## GIVEN INFORMATION

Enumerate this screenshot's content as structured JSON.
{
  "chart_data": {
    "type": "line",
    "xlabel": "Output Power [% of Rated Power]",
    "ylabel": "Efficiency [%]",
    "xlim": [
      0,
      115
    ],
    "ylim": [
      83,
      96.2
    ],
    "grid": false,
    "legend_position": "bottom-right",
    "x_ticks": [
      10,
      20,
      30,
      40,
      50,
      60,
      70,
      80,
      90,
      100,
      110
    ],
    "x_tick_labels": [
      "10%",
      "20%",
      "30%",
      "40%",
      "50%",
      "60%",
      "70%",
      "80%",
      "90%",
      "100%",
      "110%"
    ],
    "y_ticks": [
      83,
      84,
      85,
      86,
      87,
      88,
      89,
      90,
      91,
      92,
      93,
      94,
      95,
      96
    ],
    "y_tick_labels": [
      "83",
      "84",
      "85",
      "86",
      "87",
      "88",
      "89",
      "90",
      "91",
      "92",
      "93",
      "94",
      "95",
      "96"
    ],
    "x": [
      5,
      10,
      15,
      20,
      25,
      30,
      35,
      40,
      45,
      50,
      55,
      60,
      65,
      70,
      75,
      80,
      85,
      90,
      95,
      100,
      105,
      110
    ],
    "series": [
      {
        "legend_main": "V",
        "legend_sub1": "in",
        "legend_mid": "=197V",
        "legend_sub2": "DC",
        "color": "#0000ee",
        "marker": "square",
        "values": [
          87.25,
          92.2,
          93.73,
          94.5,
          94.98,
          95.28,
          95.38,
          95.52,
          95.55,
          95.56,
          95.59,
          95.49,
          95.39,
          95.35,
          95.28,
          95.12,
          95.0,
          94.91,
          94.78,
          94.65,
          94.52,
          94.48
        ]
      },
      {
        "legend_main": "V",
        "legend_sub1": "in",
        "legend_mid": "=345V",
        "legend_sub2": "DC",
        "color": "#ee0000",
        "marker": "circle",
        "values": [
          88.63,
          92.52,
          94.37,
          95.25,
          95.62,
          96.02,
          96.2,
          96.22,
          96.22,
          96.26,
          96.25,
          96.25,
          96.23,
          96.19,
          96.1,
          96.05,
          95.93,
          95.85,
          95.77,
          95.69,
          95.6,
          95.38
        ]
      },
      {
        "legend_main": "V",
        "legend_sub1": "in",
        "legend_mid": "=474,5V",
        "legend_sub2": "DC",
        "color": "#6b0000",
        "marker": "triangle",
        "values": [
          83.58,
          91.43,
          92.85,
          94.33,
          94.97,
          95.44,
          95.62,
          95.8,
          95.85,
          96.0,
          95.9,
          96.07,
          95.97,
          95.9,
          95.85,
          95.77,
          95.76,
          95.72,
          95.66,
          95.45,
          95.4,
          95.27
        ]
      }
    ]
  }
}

## DIRECTIONS FOR THIS TASK
From the data above, copy each line that holds "marker".

## ANSWER TO THIS TASK
        "marker": "square",
        "marker": "circle",
        "marker": "triangle",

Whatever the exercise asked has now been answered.